▸ Instruction
Copy each line of the entries beneath that contains the word "demonstration".

▸ Available data

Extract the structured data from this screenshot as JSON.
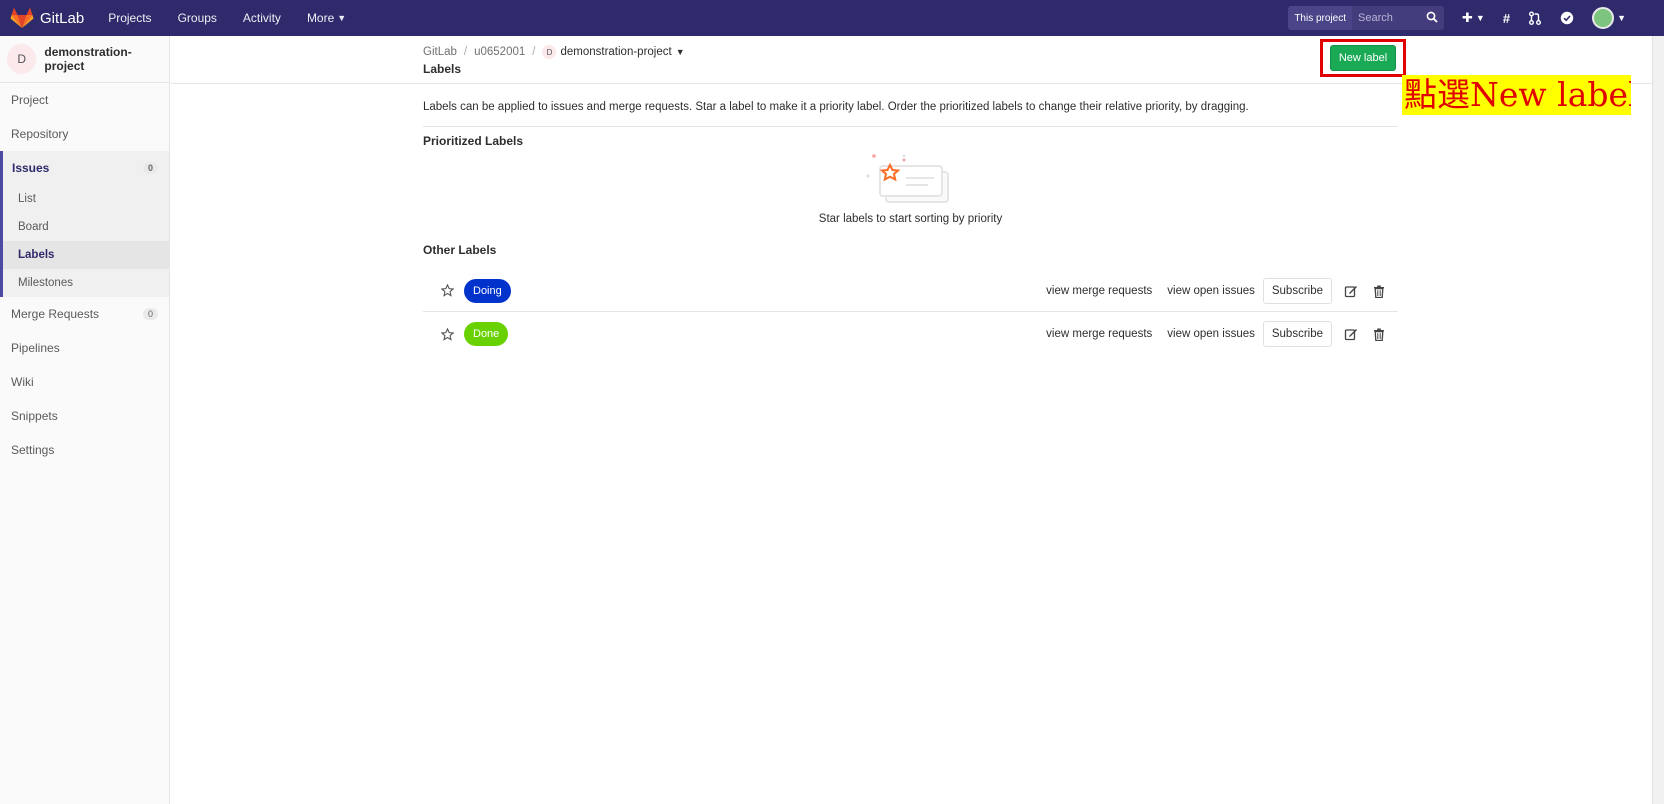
{
  "navbar": {
    "brand": "GitLab",
    "links": [
      {
        "label": "Projects"
      },
      {
        "label": "Groups"
      },
      {
        "label": "Activity"
      },
      {
        "label": "More"
      }
    ],
    "search_scope": "This project",
    "search_placeholder": "Search"
  },
  "sidebar": {
    "project_initial": "D",
    "project_name": "demonstration-project",
    "items": [
      {
        "label": "Project"
      },
      {
        "label": "Repository"
      },
      {
        "label": "Issues",
        "badge": "0"
      },
      {
        "label": "Merge Requests",
        "badge": "0"
      },
      {
        "label": "Pipelines"
      },
      {
        "label": "Wiki"
      },
      {
        "label": "Snippets"
      },
      {
        "label": "Settings"
      }
    ],
    "issues_sub": [
      {
        "label": "List"
      },
      {
        "label": "Board"
      },
      {
        "label": "Labels"
      },
      {
        "label": "Milestones"
      }
    ]
  },
  "breadcrumb": {
    "root": "GitLab",
    "user": "u0652001",
    "project_initial": "D",
    "project": "demonstration-project",
    "page_title": "Labels"
  },
  "header": {
    "new_label": "New label",
    "annotation": "點選New label"
  },
  "main": {
    "intro": "Labels can be applied to issues and merge requests. Star a label to make it a priority label. Order the prioritized labels to change their relative priority, by dragging.",
    "prioritized_title": "Prioritized Labels",
    "empty_text": "Star labels to start sorting by priority",
    "other_title": "Other Labels",
    "labels": [
      {
        "name": "Doing",
        "color": "#0033cc",
        "view_mr": "view merge requests",
        "view_issues": "view open issues",
        "subscribe": "Subscribe"
      },
      {
        "name": "Done",
        "color": "#69d100",
        "view_mr": "view merge requests",
        "view_issues": "view open issues",
        "subscribe": "Subscribe"
      }
    ]
  },
  "colors": {
    "navbar": "#2f2a6b",
    "accent": "#4b4ba3",
    "success": "#1aaa55",
    "highlight_box": "#e00000",
    "annotation_bg": "#ffff00"
  }
}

▸ Task solution
    "project_name": "demonstration-project",
    "project": "demonstration-project",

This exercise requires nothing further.